--- BEGIN Stored rows ---
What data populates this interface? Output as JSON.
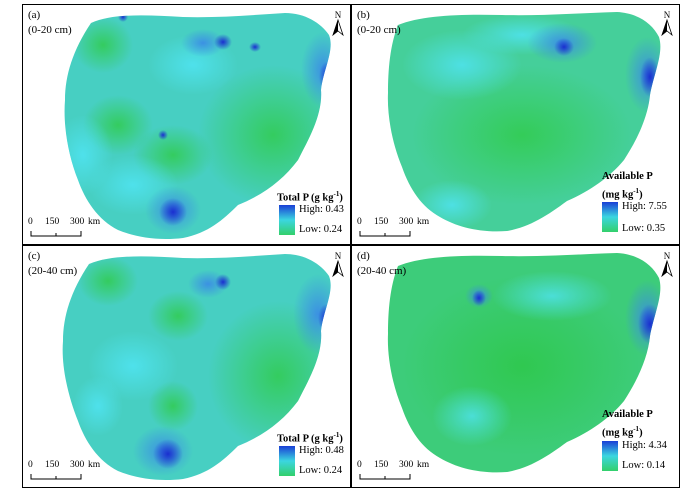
{
  "panels": {
    "a": {
      "id": "(a)",
      "depth": "(0-20 cm)",
      "legend": {
        "title_main": "Total P (g kg",
        "title_sup": "-1",
        "title_end": ")",
        "title_line2": "",
        "high": "High: 0.43",
        "low": "Low: 0.24"
      }
    },
    "b": {
      "id": "(b)",
      "depth": "(0-20 cm)",
      "legend": {
        "title_main": "Available P",
        "title_sup": "",
        "title_end": "",
        "title_line2": "(mg kg",
        "title_line2_sup": "-1",
        "title_line2_end": ")",
        "high": "High: 7.55",
        "low": "Low: 0.35"
      }
    },
    "c": {
      "id": "(c)",
      "depth": "(20-40 cm)",
      "legend": {
        "title_main": "Total P (g kg",
        "title_sup": "-1",
        "title_end": ")",
        "title_line2": "",
        "high": "High: 0.48",
        "low": "Low: 0.24"
      }
    },
    "d": {
      "id": "(d)",
      "depth": "(20-40 cm)",
      "legend": {
        "title_main": "Available P",
        "title_sup": "",
        "title_end": "",
        "title_line2": "(mg kg",
        "title_line2_sup": "-1",
        "title_line2_end": ")",
        "high": "High: 4.34",
        "low": "Low: 0.14"
      }
    }
  },
  "scale_bar": {
    "t0": "0",
    "t1": "150",
    "t2": "300",
    "unit": "km"
  },
  "north_label": "N",
  "colors": {
    "high": "#1a3fd6",
    "mid": "#3bd6e0",
    "low": "#33d06b"
  }
}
--- END Stored rows ---
■ **Instruction**
Keep every word of the data as it is when you write it out, but drop the pictures.

■ **Answer to the task**
What data populates this interface? Output as JSON.
{
  "panels": {
    "a": {
      "id": "(a)",
      "depth": "(0-20 cm)",
      "legend": {
        "title_main": "Total P (g kg",
        "title_sup": "-1",
        "title_end": ")",
        "title_line2": "",
        "high": "High: 0.43",
        "low": "Low: 0.24"
      }
    },
    "b": {
      "id": "(b)",
      "depth": "(0-20 cm)",
      "legend": {
        "title_main": "Available P",
        "title_sup": "",
        "title_end": "",
        "title_line2": "(mg kg",
        "title_line2_sup": "-1",
        "title_line2_end": ")",
        "high": "High: 7.55",
        "low": "Low: 0.35"
      }
    },
    "c": {
      "id": "(c)",
      "depth": "(20-40 cm)",
      "legend": {
        "title_main": "Total P (g kg",
        "title_sup": "-1",
        "title_end": ")",
        "title_line2": "",
        "high": "High: 0.48",
        "low": "Low: 0.24"
      }
    },
    "d": {
      "id": "(d)",
      "depth": "(20-40 cm)",
      "legend": {
        "title_main": "Available P",
        "title_sup": "",
        "title_end": "",
        "title_line2": "(mg kg",
        "title_line2_sup": "-1",
        "title_line2_end": ")",
        "high": "High: 4.34",
        "low": "Low: 0.14"
      }
    }
  },
  "scale_bar": {
    "t0": "0",
    "t1": "150",
    "t2": "300",
    "unit": "km"
  },
  "north_label": "N",
  "colors": {
    "high": "#1a3fd6",
    "mid": "#3bd6e0",
    "low": "#33d06b"
  }
}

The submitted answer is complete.